→ **Set exercise**
Return all lines where the word "Level" can be found.

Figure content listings
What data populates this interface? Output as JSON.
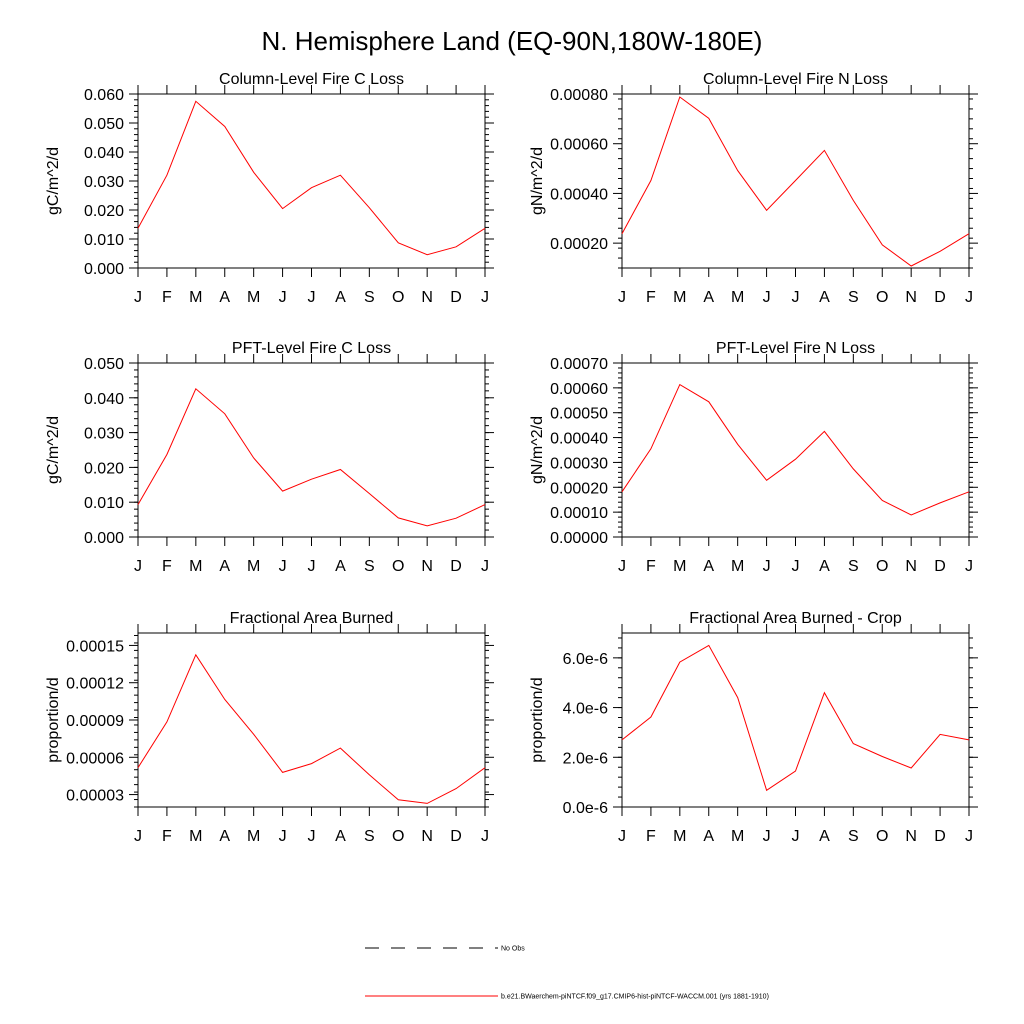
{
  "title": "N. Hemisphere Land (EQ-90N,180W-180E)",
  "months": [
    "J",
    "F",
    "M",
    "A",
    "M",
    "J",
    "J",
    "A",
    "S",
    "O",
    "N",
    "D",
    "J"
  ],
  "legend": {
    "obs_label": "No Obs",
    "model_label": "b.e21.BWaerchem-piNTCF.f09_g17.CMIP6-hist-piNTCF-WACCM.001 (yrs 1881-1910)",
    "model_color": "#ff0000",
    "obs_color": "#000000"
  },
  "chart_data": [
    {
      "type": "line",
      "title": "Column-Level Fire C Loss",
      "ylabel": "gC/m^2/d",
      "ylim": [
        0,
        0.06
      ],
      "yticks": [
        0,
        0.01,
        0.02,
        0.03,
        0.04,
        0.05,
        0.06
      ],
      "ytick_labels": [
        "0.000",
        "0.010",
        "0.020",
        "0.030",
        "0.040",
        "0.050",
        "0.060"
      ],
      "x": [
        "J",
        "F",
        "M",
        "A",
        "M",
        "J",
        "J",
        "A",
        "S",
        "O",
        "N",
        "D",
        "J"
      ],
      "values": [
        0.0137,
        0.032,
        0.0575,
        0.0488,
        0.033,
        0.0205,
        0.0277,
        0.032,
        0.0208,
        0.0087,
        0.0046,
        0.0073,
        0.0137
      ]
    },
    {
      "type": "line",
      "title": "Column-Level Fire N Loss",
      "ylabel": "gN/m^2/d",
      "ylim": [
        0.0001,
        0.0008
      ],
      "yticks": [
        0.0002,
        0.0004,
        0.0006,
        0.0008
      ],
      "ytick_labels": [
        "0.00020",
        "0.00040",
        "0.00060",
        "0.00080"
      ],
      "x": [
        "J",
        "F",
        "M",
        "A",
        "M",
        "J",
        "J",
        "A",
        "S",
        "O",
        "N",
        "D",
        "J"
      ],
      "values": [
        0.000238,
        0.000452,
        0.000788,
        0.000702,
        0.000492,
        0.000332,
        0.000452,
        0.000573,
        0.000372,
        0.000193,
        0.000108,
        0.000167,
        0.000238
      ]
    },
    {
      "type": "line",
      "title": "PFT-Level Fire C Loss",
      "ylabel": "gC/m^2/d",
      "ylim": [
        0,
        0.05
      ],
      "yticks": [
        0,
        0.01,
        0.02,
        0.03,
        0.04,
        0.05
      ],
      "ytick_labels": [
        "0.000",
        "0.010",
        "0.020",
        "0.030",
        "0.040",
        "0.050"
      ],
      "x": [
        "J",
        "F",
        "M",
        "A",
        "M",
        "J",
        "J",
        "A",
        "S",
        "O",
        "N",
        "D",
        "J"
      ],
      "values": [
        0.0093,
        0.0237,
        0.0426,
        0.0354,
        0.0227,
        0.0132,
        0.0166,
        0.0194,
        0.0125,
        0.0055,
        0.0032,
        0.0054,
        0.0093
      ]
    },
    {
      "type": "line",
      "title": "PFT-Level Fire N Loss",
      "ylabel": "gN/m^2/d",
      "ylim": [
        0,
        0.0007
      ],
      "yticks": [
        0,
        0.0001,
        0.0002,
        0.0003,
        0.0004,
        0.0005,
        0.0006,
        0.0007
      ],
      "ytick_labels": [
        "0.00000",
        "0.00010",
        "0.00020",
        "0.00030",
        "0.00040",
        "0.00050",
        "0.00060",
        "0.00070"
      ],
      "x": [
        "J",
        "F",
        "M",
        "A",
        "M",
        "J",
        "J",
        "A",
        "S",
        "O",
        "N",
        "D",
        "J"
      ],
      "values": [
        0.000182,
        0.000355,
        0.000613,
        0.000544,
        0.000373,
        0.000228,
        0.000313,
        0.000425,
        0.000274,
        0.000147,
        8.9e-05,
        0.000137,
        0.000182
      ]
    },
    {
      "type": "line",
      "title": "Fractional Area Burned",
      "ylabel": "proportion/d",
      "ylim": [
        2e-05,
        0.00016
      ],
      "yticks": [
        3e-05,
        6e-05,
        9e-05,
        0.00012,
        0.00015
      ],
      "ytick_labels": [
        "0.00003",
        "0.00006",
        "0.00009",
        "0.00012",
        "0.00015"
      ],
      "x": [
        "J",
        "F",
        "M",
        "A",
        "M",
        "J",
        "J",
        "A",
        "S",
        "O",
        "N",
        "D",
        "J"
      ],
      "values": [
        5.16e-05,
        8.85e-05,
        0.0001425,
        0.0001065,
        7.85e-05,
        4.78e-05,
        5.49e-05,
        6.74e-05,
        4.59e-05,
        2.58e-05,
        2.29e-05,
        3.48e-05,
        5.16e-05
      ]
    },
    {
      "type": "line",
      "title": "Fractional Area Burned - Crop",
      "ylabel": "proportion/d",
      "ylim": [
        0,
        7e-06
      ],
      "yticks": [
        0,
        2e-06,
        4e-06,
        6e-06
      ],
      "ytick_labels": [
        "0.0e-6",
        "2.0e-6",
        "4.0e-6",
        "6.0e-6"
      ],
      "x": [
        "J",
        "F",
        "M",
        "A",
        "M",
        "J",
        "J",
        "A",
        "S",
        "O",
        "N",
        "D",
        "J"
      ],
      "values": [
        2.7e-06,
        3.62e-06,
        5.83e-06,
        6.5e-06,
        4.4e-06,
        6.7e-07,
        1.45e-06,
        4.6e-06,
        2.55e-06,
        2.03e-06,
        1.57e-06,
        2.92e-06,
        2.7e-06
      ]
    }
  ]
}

→ **Response below**
      "title": "Column-Level Fire C Loss",
      "title": "Column-Level Fire N Loss",
      "title": "PFT-Level Fire C Loss",
      "title": "PFT-Level Fire N Loss",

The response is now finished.